_Trecho do texto_:
--*--

A percepção interna sobre a área também mudou, com esses resultados?
Sair do não-comercial para chegar nesse patamar foi uma grande entrega. Agora, estamos prontos para ganhar escala. O Laboratório de Inovação ganhou muito respeito aqui dentro. Em fevereiro deste ano, um grupo que trabalha em um processo de inovação aberta junto com uma empresa, desenvolveu um algoritmo para detecção de câncer de próstata. Eles participaram de uma competição mundial liderada pela Universidade de Chicago, em que centenas de equipes trabalharam com machine learning, e ficamos em primeiro lugar.

Hoje estamos no jogo de Inteligência Artificial. Para isso é preciso ter visão, contratar as pessoas certas, dar desafios corretos, formar alianças, conseguir recursos próprios e também de terceiros

Outro caso, é o projeto gigantesco que desenvolvemos para a Prefeitura de São Paulo, de teledermatologia, para diminuir as filas. Nós tínhamos um protótipo, mas ele foi descartado e em quatro semanas desenvolvemos um sistema, com aplicativo e software de gerenciamento, que é superseguro. Para fazer isso não basta uma equipe normal.

Como se chegou à ideia da incubadora de startups no Einstein?
O trabalho com startups começou bem antes, logo que eu cheguei. Eu estava aqui há quatro semanas e, por conta do LinkedIn, as pessoas do ecossistema de empreendedorismo começaram a me procurar. Daí, pensei em testar algo com a presidência. Falei com o diretor médico e eu, recém-chegado, trouxe seis startups para se apresentarem por 20 minutos, fazendo pitch. O pessoal foi gentil, mas eles ainda não sabiam o que era aquilo. Como eu tinha capital de credibilidade para testar, propus ao presidente fazermos parcerias com startups através de contratos de cooperação técnica, científica e operacional. A ideia era trazê-las para perto, para aprendermos a nos relacionar com elas.

Depois de um processo bem rigoroso, pinçamos várias startups e elas começaram a trabalhar conosco. No início, não havia estrutura e não sabíamos exatamente o que podíamos oferecer, mas tínhamos a atitude: “estamos aqui!”. Hoje, todo dia tem startup falando conosco. Essa é uma mudança radical dos últimos três anos. Começamos a financiar mais alguns projetos e, hoje, temos as parceiras Genomika, que adquirimos parcialmente, To Life , Sollis , Nexo, Neoprospecta, Medroom, Magnamed, Kidopi, Canguru, Anestech, Hoobox e In9ve Access.

--*--

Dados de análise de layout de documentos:
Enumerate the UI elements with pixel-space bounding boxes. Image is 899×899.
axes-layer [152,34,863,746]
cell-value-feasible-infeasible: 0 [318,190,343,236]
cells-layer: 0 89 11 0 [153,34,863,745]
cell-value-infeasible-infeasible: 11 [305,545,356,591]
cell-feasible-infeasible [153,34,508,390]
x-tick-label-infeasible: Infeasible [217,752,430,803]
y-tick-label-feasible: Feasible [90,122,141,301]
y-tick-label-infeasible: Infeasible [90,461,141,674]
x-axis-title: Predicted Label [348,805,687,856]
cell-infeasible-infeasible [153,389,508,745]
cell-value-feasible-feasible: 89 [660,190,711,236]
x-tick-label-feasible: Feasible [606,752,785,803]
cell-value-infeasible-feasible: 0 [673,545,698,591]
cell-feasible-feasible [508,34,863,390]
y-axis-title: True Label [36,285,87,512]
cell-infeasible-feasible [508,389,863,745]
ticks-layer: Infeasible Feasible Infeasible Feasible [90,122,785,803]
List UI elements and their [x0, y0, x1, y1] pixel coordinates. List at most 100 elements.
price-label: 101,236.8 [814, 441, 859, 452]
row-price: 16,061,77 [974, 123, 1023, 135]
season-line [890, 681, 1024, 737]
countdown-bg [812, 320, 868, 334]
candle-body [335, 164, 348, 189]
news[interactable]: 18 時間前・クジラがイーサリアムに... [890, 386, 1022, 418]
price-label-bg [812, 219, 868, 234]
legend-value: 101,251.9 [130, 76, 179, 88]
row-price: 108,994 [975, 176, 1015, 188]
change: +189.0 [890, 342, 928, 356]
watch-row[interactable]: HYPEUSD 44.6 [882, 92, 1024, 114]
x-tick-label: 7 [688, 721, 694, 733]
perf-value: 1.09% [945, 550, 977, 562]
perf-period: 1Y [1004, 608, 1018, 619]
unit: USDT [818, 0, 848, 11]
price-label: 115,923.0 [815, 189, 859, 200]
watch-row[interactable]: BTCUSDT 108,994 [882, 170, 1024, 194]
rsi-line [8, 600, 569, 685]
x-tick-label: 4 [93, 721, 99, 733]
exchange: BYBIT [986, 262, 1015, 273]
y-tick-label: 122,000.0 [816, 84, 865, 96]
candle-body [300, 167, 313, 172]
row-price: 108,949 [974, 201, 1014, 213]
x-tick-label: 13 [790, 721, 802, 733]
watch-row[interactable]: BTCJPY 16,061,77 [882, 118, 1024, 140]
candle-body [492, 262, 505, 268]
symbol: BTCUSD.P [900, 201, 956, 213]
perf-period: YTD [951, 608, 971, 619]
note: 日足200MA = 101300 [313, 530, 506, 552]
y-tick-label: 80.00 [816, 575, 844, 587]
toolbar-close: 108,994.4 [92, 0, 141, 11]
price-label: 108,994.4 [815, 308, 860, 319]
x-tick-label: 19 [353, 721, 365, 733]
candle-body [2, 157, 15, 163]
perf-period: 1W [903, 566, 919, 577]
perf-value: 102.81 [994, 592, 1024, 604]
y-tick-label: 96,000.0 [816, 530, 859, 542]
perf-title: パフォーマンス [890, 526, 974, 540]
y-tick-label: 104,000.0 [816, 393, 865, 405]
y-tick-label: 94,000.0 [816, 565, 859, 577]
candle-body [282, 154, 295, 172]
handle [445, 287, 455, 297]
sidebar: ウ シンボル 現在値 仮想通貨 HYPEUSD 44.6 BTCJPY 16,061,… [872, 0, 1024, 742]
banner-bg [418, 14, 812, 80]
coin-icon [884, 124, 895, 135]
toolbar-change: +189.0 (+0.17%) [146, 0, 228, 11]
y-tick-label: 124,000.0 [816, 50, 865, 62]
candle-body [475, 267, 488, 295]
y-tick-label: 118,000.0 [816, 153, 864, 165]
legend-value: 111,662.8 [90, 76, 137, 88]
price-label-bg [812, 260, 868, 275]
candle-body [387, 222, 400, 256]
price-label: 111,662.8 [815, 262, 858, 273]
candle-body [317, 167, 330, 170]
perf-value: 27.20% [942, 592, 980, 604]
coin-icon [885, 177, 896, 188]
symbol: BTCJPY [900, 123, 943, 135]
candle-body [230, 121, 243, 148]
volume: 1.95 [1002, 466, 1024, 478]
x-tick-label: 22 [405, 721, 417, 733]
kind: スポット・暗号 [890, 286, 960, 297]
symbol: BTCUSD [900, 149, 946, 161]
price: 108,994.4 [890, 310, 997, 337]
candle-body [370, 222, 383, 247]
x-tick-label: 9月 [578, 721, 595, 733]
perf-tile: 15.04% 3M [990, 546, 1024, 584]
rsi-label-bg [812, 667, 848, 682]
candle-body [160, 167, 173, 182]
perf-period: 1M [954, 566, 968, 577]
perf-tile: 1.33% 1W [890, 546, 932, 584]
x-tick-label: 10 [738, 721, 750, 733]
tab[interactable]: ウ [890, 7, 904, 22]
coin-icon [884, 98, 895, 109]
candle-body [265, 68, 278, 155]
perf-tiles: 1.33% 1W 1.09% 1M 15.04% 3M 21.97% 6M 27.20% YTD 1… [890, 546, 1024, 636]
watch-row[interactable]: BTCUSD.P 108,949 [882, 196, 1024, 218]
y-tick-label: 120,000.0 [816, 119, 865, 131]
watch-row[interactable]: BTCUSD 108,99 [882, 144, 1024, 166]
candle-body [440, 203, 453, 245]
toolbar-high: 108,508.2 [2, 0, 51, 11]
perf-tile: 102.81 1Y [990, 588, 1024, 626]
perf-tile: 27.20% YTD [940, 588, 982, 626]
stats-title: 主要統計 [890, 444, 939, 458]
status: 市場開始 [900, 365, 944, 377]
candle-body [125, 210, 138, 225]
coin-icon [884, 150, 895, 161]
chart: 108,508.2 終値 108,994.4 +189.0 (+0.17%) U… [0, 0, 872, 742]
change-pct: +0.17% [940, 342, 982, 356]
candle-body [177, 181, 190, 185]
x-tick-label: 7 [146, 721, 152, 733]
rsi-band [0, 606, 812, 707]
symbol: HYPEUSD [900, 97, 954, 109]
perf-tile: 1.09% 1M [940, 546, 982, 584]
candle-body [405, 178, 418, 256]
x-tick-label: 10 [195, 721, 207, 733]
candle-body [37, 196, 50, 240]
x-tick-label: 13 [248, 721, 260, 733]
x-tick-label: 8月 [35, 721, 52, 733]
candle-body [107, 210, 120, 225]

--*--

_Tarefas_:
1. Copie da entrevista sobre inovação no Einstein o trecho que vai de "O trabalho com startups começou" até "relacionar com elas.".
2. Na entrevista sobre inovação no Einstein, traduza para o inglês a frase "Hoje, todo dia tem startup falando conosco."
Baseie-se somente no texto.

_Soluções_:
1.
O trabalho com startups começou bem antes, logo que eu cheguei. Eu estava aqui há quatro semanas e, por conta do LinkedIn, as pessoas do ecossistema de empreendedorismo começaram a me procurar. Daí, pensei em testar algo com a presidência. Falei com o diretor médico e eu, recém-chegado, trouxe seis startups para se apresentarem por 20 minutos, fazendo pitch. O pessoal foi gentil, mas eles ainda não sabiam o que era aquilo. Como eu tinha capital de credibilidade para testar, propus ao presidente fazermos parcerias com startups através de contratos de cooperação técnica, científica e operacional. A ideia era trazê-las para perto, para aprendermos a nos relacionar com elas.

2. Today, there are startups talking to us every day.